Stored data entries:
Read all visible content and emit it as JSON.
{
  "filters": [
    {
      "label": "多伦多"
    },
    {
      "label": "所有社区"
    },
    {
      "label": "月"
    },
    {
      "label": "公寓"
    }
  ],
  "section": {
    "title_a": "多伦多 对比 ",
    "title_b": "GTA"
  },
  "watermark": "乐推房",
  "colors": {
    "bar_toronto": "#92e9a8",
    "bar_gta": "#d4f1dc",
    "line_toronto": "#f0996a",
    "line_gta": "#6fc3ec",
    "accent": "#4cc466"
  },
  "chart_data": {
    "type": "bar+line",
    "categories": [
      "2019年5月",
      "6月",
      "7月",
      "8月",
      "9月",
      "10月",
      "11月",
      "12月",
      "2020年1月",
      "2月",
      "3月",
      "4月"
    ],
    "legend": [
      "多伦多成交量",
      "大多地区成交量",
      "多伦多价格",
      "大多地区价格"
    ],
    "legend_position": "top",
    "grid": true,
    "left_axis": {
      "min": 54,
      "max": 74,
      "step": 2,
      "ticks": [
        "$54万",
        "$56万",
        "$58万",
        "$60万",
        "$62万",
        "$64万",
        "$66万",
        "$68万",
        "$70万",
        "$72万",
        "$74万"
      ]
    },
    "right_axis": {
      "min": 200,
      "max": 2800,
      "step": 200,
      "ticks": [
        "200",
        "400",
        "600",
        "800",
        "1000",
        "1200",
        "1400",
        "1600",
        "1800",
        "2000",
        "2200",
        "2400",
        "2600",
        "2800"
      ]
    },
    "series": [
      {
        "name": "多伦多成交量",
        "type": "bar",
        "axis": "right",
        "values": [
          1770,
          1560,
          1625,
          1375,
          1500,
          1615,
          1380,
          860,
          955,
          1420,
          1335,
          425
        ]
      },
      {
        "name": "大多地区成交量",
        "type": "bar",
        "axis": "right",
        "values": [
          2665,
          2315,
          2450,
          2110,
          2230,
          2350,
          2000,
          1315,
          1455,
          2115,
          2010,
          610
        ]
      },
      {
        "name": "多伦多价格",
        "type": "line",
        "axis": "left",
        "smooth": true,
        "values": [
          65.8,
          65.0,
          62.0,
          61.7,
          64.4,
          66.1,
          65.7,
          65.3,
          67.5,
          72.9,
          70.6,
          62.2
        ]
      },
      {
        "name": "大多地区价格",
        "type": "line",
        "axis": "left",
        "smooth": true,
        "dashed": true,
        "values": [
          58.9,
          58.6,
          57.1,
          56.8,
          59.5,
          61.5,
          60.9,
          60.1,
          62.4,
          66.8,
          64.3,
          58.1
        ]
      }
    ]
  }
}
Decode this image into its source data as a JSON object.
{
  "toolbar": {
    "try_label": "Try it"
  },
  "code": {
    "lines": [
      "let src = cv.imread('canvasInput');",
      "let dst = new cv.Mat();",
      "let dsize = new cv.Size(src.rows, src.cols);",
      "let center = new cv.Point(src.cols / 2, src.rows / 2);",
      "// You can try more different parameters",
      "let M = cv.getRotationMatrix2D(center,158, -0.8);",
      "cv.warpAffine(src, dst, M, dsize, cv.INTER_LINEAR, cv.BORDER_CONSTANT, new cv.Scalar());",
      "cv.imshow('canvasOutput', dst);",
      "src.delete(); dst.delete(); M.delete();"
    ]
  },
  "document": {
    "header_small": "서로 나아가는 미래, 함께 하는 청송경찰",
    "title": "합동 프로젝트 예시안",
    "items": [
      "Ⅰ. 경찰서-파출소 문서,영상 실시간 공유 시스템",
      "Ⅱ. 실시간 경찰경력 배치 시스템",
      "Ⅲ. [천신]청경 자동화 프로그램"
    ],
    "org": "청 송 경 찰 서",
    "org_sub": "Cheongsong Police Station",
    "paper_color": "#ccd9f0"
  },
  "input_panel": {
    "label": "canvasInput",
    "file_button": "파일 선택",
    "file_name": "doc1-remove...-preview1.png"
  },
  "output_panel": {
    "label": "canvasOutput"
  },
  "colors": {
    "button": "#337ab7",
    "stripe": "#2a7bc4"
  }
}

* _WHAT IS EXPECTED_: Count how many lines include the string "rows". Nothing but the number is needed.

* _EXPECTED ANSWER_: 2